EXERCISE: Output every line of the data exactly as it appears.

Entries with figure data:
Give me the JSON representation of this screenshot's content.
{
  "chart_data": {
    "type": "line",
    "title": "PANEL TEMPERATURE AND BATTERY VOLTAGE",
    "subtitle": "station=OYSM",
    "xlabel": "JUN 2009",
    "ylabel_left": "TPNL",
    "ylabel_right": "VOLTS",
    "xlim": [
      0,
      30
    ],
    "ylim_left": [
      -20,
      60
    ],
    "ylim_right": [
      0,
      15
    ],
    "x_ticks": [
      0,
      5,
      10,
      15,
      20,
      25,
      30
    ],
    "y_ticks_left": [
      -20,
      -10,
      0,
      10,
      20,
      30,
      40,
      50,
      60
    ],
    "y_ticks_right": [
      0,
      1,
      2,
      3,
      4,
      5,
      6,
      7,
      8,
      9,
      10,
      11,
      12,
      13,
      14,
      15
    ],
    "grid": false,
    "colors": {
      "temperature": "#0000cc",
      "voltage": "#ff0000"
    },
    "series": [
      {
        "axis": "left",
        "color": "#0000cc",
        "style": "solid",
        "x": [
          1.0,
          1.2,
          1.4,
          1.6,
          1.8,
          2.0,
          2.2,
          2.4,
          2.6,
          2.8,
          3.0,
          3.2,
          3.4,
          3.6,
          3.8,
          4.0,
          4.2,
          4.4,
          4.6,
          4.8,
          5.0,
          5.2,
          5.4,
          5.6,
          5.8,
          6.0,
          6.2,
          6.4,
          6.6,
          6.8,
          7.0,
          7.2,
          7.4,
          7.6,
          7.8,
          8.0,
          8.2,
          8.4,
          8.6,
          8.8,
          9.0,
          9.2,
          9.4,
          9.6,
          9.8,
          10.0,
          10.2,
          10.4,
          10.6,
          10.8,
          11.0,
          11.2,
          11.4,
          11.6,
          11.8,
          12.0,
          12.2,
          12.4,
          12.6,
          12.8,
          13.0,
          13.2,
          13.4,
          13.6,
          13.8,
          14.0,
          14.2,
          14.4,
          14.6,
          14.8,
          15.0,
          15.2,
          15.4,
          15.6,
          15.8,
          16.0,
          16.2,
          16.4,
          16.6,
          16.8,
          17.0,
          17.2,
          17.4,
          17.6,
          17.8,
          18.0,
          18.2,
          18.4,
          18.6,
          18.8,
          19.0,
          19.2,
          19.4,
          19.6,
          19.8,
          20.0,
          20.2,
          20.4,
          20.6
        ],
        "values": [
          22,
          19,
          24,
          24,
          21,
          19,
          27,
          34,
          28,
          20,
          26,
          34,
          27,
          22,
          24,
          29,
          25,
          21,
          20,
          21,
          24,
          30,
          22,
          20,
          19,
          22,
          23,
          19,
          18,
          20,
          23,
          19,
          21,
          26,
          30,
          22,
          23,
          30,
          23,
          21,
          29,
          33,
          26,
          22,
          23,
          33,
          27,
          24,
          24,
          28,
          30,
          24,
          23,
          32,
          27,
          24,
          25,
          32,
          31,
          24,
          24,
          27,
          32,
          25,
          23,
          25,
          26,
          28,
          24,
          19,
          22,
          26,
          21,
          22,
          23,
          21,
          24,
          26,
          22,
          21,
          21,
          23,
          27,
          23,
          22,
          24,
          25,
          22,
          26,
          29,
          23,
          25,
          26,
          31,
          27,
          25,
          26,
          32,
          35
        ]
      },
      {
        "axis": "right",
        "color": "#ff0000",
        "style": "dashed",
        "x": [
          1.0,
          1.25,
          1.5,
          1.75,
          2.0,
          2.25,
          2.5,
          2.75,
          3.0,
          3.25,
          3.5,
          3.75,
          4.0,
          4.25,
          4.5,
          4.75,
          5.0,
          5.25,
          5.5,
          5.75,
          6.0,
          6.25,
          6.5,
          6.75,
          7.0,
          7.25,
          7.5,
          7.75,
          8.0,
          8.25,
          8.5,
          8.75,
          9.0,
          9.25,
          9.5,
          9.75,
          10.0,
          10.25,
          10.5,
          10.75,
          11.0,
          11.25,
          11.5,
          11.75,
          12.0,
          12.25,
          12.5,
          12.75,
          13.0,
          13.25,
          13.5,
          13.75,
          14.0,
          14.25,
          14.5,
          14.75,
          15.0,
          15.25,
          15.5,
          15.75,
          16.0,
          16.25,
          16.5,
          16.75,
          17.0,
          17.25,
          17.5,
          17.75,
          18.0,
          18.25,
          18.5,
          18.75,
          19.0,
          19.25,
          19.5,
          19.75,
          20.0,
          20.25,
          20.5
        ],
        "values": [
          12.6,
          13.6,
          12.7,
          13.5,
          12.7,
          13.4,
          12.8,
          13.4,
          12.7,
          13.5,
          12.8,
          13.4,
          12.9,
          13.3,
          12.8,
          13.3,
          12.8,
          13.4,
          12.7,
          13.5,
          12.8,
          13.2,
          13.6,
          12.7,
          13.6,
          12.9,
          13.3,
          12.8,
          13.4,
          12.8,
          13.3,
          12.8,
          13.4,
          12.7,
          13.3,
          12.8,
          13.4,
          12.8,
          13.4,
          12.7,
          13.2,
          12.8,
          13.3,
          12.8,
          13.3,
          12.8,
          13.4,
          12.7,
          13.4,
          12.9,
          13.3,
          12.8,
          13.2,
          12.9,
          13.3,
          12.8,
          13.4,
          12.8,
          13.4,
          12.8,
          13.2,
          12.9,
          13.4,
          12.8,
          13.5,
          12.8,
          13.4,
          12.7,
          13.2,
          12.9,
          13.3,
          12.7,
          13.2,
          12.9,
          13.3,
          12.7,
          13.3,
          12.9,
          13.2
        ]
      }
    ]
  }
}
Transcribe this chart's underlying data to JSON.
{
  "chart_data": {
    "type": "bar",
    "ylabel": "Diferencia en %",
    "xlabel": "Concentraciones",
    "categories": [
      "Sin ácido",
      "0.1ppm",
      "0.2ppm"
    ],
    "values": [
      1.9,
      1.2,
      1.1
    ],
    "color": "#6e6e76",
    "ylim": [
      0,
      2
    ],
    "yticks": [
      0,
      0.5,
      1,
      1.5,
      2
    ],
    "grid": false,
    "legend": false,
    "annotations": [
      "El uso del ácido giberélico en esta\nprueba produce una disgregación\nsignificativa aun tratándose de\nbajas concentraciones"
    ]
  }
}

WRITTEN RESPONSE:
Give me the JSON representation of this screenshot's content.
{
  "chart_data": {
    "type": "line",
    "title": "PANEL TEMPERATURE AND BATTERY VOLTAGE",
    "subtitle": "station=OYSM",
    "xlabel": "JUN 2009",
    "ylabel_left": "TPNL",
    "ylabel_right": "VOLTS",
    "xlim": [
      0,
      30
    ],
    "ylim_left": [
      -20,
      60
    ],
    "ylim_right": [
      0,
      15
    ],
    "x_ticks": [
      0,
      5,
      10,
      15,
      20,
      25,
      30
    ],
    "y_ticks_left": [
      -20,
      -10,
      0,
      10,
      20,
      30,
      40,
      50,
      60
    ],
    "y_ticks_right": [
      0,
      1,
      2,
      3,
      4,
      5,
      6,
      7,
      8,
      9,
      10,
      11,
      12,
      13,
      14,
      15
    ],
    "grid": false,
    "colors": {
      "temperature": "#0000cc",
      "voltage": "#ff0000"
    },
    "series": [
      {
        "axis": "left",
        "color": "#0000cc",
        "style": "solid",
        "x": [
          1.0,
          1.2,
          1.4,
          1.6,
          1.8,
          2.0,
          2.2,
          2.4,
          2.6,
          2.8,
          3.0,
          3.2,
          3.4,
          3.6,
          3.8,
          4.0,
          4.2,
          4.4,
          4.6,
          4.8,
          5.0,
          5.2,
          5.4,
          5.6,
          5.8,
          6.0,
          6.2,
          6.4,
          6.6,
          6.8,
          7.0,
          7.2,
          7.4,
          7.6,
          7.8,
          8.0,
          8.2,
          8.4,
          8.6,
          8.8,
          9.0,
          9.2,
          9.4,
          9.6,
          9.8,
          10.0,
          10.2,
          10.4,
          10.6,
          10.8,
          11.0,
          11.2,
          11.4,
          11.6,
          11.8,
          12.0,
          12.2,
          12.4,
          12.6,
          12.8,
          13.0,
          13.2,
          13.4,
          13.6,
          13.8,
          14.0,
          14.2,
          14.4,
          14.6,
          14.8,
          15.0,
          15.2,
          15.4,
          15.6,
          15.8,
          16.0,
          16.2,
          16.4,
          16.6,
          16.8,
          17.0,
          17.2,
          17.4,
          17.6,
          17.8,
          18.0,
          18.2,
          18.4,
          18.6,
          18.8,
          19.0,
          19.2,
          19.4,
          19.6,
          19.8,
          20.0,
          20.2,
          20.4,
          20.6
        ],
        "values": [
          22,
          19,
          24,
          24,
          21,
          19,
          27,
          34,
          28,
          20,
          26,
          34,
          27,
          22,
          24,
          29,
          25,
          21,
          20,
          21,
          24,
          30,
          22,
          20,
          19,
          22,
          23,
          19,
          18,
          20,
          23,
          19,
          21,
          26,
          30,
          22,
          23,
          30,
          23,
          21,
          29,
          33,
          26,
          22,
          23,
          33,
          27,
          24,
          24,
          28,
          30,
          24,
          23,
          32,
          27,
          24,
          25,
          32,
          31,
          24,
          24,
          27,
          32,
          25,
          23,
          25,
          26,
          28,
          24,
          19,
          22,
          26,
          21,
          22,
          23,
          21,
          24,
          26,
          22,
          21,
          21,
          23,
          27,
          23,
          22,
          24,
          25,
          22,
          26,
          29,
          23,
          25,
          26,
          31,
          27,
          25,
          26,
          32,
          35
        ]
      },
      {
        "axis": "right",
        "color": "#ff0000",
        "style": "dashed",
        "x": [
          1.0,
          1.25,
          1.5,
          1.75,
          2.0,
          2.25,
          2.5,
          2.75,
          3.0,
          3.25,
          3.5,
          3.75,
          4.0,
          4.25,
          4.5,
          4.75,
          5.0,
          5.25,
          5.5,
          5.75,
          6.0,
          6.25,
          6.5,
          6.75,
          7.0,
          7.25,
          7.5,
          7.75,
          8.0,
          8.25,
          8.5,
          8.75,
          9.0,
          9.25,
          9.5,
          9.75,
          10.0,
          10.25,
          10.5,
          10.75,
          11.0,
          11.25,
          11.5,
          11.75,
          12.0,
          12.25,
          12.5,
          12.75,
          13.0,
          13.25,
          13.5,
          13.75,
          14.0,
          14.25,
          14.5,
          14.75,
          15.0,
          15.25,
          15.5,
          15.75,
          16.0,
          16.25,
          16.5,
          16.75,
          17.0,
          17.25,
          17.5,
          17.75,
          18.0,
          18.25,
          18.5,
          18.75,
          19.0,
          19.25,
          19.5,
          19.75,
          20.0,
          20.25,
          20.5
        ],
        "values": [
          12.6,
          13.6,
          12.7,
          13.5,
          12.7,
          13.4,
          12.8,
          13.4,
          12.7,
          13.5,
          12.8,
          13.4,
          12.9,
          13.3,
          12.8,
          13.3,
          12.8,
          13.4,
          12.7,
          13.5,
          12.8,
          13.2,
          13.6,
          12.7,
          13.6,
          12.9,
          13.3,
          12.8,
          13.4,
          12.8,
          13.3,
          12.8,
          13.4,
          12.7,
          13.3,
          12.8,
          13.4,
          12.8,
          13.4,
          12.7,
          13.2,
          12.8,
          13.3,
          12.8,
          13.3,
          12.8,
          13.4,
          12.7,
          13.4,
          12.9,
          13.3,
          12.8,
          13.2,
          12.9,
          13.3,
          12.8,
          13.4,
          12.8,
          13.4,
          12.8,
          13.2,
          12.9,
          13.4,
          12.8,
          13.5,
          12.8,
          13.4,
          12.7,
          13.2,
          12.9,
          13.3,
          12.7,
          13.2,
          12.9,
          13.3,
          12.7,
          13.3,
          12.9,
          13.2
        ]
      }
    ]
  }
}
Transcribe this chart's underlying data to JSON.
{
  "chart_data": {
    "type": "bar",
    "ylabel": "Diferencia en %",
    "xlabel": "Concentraciones",
    "categories": [
      "Sin ácido",
      "0.1ppm",
      "0.2ppm"
    ],
    "values": [
      1.9,
      1.2,
      1.1
    ],
    "color": "#6e6e76",
    "ylim": [
      0,
      2
    ],
    "yticks": [
      0,
      0.5,
      1,
      1.5,
      2
    ],
    "grid": false,
    "legend": false,
    "annotations": [
      "El uso del ácido giberélico en esta\nprueba produce una disgregación\nsignificativa aun tratándose de\nbajas concentraciones"
    ]
  }
}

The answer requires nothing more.